» Dataset items
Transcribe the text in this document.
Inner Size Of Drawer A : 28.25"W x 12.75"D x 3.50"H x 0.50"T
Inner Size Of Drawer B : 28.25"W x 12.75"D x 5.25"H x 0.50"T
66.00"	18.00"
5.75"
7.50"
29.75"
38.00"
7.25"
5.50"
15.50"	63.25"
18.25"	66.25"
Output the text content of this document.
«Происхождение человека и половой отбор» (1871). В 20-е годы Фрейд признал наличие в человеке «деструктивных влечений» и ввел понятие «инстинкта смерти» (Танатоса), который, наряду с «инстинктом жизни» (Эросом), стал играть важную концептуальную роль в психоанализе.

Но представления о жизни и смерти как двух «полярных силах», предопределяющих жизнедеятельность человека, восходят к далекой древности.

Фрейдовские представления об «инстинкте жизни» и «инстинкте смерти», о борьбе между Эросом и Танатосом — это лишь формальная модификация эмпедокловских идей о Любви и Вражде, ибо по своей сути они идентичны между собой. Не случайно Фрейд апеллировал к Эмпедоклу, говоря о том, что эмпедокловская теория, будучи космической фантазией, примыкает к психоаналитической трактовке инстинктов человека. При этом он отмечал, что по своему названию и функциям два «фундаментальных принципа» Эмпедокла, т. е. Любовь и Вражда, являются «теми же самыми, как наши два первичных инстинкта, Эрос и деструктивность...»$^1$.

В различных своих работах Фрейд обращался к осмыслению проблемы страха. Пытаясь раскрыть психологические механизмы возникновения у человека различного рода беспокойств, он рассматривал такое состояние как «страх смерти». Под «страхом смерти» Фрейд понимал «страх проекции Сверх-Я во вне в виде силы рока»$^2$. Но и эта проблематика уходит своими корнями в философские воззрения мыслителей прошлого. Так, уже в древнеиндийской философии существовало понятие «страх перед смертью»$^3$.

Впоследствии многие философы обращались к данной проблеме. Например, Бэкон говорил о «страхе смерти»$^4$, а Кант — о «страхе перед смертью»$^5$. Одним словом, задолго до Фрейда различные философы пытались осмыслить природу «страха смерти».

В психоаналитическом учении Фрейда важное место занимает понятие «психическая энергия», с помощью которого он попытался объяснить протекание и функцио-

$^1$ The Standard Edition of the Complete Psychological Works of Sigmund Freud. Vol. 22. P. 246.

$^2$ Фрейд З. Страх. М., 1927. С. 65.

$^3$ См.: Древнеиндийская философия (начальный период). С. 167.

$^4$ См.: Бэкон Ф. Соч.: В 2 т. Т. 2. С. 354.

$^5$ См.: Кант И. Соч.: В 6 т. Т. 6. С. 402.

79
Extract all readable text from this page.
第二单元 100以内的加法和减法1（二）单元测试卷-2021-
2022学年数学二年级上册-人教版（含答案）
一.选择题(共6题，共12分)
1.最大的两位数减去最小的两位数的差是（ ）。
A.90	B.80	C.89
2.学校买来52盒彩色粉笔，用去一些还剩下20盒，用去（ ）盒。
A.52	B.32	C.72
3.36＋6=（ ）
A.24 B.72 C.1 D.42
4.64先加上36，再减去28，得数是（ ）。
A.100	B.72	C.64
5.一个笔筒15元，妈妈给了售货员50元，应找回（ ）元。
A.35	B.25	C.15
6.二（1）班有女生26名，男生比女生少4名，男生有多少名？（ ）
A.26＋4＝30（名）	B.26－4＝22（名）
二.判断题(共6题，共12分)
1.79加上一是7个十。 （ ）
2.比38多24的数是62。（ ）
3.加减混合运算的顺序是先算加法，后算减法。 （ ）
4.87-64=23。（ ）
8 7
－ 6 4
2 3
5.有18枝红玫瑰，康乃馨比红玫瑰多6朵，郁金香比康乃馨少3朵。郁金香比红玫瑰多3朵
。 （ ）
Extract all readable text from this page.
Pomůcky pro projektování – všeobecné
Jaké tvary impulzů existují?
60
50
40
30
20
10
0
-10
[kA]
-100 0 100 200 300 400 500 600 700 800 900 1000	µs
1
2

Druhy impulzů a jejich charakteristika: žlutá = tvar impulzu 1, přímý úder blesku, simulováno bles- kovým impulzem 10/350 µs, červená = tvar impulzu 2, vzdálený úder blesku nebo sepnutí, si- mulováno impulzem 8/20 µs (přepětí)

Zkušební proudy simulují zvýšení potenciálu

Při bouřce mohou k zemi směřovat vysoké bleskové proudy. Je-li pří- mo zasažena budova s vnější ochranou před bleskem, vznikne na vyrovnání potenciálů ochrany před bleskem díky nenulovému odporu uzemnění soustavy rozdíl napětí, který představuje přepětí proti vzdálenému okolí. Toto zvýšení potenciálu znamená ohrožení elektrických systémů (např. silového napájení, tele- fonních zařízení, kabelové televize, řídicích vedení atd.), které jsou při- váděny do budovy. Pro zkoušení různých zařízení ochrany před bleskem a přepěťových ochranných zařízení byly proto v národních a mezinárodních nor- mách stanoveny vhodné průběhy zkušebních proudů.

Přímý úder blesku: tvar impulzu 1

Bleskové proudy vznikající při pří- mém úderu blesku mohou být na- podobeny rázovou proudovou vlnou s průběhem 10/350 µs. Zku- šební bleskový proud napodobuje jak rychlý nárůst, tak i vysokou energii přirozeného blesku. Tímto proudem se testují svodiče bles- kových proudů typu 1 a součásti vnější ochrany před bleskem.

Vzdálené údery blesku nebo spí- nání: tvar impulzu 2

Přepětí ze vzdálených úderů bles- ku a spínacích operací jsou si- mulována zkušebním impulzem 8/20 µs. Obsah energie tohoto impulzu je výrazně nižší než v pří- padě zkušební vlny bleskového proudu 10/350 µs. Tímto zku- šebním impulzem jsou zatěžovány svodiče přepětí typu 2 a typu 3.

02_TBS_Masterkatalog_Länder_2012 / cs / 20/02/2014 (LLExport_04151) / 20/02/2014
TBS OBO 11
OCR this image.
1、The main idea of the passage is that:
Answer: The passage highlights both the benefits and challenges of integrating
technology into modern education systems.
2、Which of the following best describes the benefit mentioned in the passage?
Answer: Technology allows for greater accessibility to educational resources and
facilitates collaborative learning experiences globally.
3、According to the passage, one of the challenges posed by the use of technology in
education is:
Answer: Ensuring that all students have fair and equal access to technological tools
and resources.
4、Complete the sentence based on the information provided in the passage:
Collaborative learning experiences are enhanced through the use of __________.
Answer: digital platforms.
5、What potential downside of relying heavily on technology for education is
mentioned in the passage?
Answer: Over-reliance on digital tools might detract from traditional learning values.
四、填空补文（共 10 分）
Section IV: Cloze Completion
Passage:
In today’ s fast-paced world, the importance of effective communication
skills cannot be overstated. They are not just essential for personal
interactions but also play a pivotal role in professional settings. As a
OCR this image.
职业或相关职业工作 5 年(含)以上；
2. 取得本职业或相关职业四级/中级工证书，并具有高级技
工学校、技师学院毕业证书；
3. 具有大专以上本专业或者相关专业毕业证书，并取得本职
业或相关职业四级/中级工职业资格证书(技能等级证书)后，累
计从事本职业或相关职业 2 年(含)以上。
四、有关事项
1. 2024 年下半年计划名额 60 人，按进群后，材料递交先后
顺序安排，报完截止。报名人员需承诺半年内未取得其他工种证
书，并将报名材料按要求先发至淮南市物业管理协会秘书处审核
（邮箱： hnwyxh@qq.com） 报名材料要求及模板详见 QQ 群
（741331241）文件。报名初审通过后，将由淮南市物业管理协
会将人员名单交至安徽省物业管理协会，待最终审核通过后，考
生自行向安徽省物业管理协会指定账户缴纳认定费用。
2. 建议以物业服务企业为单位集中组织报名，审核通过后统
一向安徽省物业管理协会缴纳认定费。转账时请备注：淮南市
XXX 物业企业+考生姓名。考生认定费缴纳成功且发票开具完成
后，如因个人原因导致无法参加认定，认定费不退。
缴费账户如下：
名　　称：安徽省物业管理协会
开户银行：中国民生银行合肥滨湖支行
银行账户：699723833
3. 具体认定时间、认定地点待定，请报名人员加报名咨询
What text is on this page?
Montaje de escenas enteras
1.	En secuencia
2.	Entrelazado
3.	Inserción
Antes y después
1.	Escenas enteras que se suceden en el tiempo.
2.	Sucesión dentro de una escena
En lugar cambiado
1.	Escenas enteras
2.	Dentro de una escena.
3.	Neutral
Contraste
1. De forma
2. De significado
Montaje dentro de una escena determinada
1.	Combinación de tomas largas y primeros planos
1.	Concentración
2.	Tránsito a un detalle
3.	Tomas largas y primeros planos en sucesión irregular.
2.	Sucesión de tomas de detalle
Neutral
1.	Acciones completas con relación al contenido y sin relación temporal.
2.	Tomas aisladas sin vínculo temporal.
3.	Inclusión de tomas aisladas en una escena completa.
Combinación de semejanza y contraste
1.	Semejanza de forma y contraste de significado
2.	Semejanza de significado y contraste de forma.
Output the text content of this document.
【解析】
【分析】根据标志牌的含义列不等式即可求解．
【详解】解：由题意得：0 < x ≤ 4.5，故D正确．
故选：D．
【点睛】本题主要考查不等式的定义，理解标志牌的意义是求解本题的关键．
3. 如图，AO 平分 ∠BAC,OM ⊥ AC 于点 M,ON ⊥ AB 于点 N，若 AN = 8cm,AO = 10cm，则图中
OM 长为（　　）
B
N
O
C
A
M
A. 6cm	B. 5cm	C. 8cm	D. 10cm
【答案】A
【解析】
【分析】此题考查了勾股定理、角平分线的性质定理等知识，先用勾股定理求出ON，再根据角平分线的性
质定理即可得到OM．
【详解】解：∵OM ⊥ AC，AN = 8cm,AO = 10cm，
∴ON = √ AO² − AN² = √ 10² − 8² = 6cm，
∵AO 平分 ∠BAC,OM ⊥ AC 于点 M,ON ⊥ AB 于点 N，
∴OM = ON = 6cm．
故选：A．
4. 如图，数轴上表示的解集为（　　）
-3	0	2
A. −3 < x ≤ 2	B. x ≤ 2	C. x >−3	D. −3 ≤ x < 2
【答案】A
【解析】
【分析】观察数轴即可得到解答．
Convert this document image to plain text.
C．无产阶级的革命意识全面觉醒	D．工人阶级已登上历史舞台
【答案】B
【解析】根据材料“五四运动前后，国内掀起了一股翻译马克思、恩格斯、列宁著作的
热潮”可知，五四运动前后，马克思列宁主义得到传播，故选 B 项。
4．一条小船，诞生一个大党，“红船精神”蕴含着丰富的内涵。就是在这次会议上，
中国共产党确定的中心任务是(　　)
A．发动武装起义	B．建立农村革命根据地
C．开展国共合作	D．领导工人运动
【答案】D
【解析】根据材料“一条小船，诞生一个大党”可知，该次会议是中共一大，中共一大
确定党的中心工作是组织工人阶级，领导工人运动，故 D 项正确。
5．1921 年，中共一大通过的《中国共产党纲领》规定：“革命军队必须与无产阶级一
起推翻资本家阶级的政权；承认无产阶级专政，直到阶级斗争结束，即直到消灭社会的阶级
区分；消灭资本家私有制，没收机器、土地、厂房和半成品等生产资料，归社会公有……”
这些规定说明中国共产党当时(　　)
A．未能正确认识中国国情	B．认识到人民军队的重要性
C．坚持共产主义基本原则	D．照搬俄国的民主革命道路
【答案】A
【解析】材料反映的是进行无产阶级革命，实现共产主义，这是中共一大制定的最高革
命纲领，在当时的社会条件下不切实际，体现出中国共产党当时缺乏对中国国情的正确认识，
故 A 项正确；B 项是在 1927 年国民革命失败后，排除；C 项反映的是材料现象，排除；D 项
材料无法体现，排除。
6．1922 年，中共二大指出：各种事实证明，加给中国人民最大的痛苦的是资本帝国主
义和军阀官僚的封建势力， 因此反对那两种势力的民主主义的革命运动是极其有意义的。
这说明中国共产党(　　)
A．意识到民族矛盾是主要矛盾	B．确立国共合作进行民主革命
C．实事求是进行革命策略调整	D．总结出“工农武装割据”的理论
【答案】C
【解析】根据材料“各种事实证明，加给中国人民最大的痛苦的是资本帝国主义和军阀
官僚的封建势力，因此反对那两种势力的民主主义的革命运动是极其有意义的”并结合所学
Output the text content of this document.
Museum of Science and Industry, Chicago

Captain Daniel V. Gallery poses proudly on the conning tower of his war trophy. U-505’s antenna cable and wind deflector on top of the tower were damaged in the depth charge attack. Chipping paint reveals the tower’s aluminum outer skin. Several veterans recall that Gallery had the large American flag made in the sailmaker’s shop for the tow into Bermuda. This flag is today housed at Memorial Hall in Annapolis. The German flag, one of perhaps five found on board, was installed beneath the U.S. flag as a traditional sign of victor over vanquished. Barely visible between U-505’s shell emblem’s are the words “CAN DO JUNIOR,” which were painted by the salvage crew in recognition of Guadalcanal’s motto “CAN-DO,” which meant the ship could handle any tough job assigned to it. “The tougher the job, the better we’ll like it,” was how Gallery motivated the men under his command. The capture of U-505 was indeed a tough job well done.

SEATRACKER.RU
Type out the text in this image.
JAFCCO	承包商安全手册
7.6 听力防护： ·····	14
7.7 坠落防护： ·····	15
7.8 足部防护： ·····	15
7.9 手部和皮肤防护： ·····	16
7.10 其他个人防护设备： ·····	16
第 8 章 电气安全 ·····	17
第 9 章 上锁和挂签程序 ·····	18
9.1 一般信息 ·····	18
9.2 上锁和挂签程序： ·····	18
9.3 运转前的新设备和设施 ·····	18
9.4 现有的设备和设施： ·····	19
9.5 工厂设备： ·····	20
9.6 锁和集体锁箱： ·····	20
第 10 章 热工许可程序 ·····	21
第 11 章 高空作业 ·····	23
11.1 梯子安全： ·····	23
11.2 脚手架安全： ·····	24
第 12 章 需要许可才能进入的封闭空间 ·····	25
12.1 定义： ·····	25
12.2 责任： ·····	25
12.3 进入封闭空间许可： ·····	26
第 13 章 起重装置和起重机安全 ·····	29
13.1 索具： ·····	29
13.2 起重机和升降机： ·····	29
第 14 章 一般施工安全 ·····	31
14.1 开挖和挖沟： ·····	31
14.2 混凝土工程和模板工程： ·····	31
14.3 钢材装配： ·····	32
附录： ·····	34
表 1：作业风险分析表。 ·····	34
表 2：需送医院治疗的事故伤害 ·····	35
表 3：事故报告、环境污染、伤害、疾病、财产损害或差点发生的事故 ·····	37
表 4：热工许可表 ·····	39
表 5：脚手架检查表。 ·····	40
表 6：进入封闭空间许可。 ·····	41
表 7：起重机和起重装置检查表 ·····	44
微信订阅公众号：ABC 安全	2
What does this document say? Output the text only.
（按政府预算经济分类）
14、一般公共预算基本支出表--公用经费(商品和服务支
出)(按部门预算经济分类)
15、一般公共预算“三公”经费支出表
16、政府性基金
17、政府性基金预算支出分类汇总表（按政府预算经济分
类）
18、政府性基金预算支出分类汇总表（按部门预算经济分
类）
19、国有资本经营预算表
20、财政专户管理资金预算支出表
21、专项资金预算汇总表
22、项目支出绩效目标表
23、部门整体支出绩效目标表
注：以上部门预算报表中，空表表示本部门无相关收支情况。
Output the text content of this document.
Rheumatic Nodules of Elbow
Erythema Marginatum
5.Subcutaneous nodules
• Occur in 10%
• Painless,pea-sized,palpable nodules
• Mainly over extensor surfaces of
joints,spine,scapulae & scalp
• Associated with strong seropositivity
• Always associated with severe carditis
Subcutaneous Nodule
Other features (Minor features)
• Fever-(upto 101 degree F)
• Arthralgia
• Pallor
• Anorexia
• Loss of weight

» WHAT YOU WILL DO
List every line above containing the word "nebo".

» RESULT BELOW
Druhy impulzů a jejich charakteristika: žlutá = tvar impulzu 1, přímý úder blesku, simulováno bles- kovým impulzem 10/350 µs, červená = tvar impulzu 2, vzdálený úder blesku nebo sepnutí, si- mulováno impulzem 8/20 µs (přepětí)
Vzdálené údery blesku nebo spí- nání: tvar impulzu 2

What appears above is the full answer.